A run of records:
┄┄┄┄┄┄┄┄┄┄┄┄┄┄┄┄┄┄┄┄
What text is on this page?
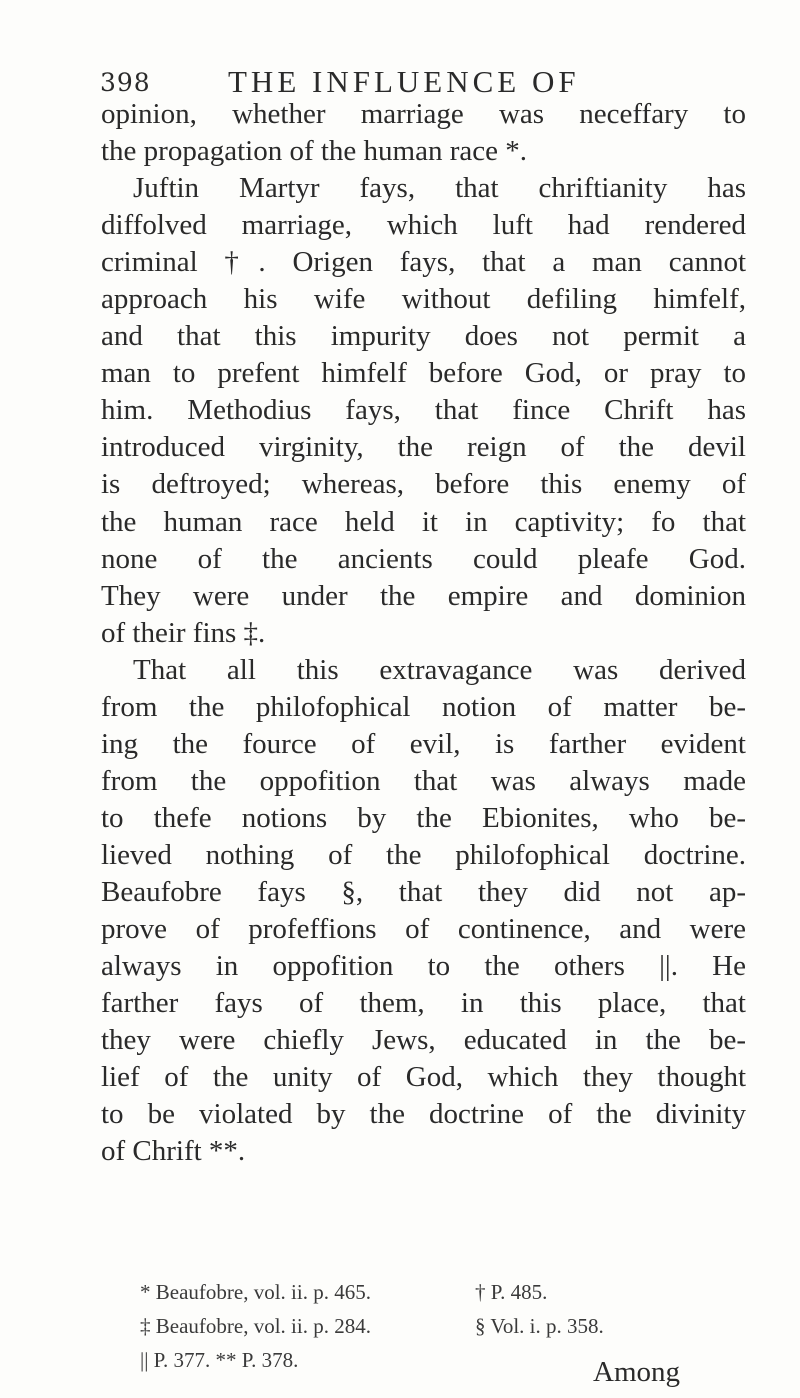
398 THE INFLUENCE OF
opinion, whether marriage was neceffary to
the propagation of the human race *.
Juftin Martyr fays, that chriftianity has
diffolved marriage, which luft had rendered
criminal †. Origen fays, that a man cannot
approach his wife without defiling himfelf,
and that this impurity does not permit a
man to prefent himfelf before God, or pray to
him. Methodius fays, that fince Chrift has
introduced virginity, the reign of the devil
is deftroyed; whereas, before this enemy of
the human race held it in captivity; fo that
none of the ancients could pleafe God.
They were under the empire and dominion
of their fins ‡.
That all this extravagance was derived
from the philofophical notion of matter be-
ing the fource of evil, is farther evident
from the oppofition that was always made
to thefe notions by the Ebionites, who be-
lieved nothing of the philofophical doctrine.
Beaufobre fays §, that they did not ap-
prove of profeffions of continence, and were
always in oppofition to the others ||. He
farther fays of them, in this place, that
they were chiefly Jews, educated in the be-
lief of the unity of God, which they thought
to be violated by the doctrine of the divinity
of Chrift **.
* Beaufobre, vol. ii. p. 465.	† P. 485.
‡ Beaufobre, vol. ii. p. 284.	§ Vol. i. p. 358.
|| P. 377. ** P. 378.	Among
┄┄┄┄┄┄┄┄┄┄┄┄┄┄┄┄┄┄┄┄
Each record above should come back exactly the same, only without its pictures.

Written reply:
What text is on this page?
398 THE INFLUENCE OF
opinion, whether marriage was neceffary to
the propagation of the human race *.
Juftin Martyr fays, that chriftianity has
diffolved marriage, which luft had rendered
criminal †. Origen fays, that a man cannot
approach his wife without defiling himfelf,
and that this impurity does not permit a
man to prefent himfelf before God, or pray to
him. Methodius fays, that fince Chrift has
introduced virginity, the reign of the devil
is deftroyed; whereas, before this enemy of
the human race held it in captivity; fo that
none of the ancients could pleafe God.
They were under the empire and dominion
of their fins ‡.
That all this extravagance was derived
from the philofophical notion of matter be-
ing the fource of evil, is farther evident
from the oppofition that was always made
to thefe notions by the Ebionites, who be-
lieved nothing of the philofophical doctrine.
Beaufobre fays §, that they did not ap-
prove of profeffions of continence, and were
always in oppofition to the others ||. He
farther fays of them, in this place, that
they were chiefly Jews, educated in the be-
lief of the unity of God, which they thought
to be violated by the doctrine of the divinity
of Chrift **.
* Beaufobre, vol. ii. p. 465.	† P. 485.
‡ Beaufobre, vol. ii. p. 284.	§ Vol. i. p. 358.
|| P. 377. ** P. 378.	Among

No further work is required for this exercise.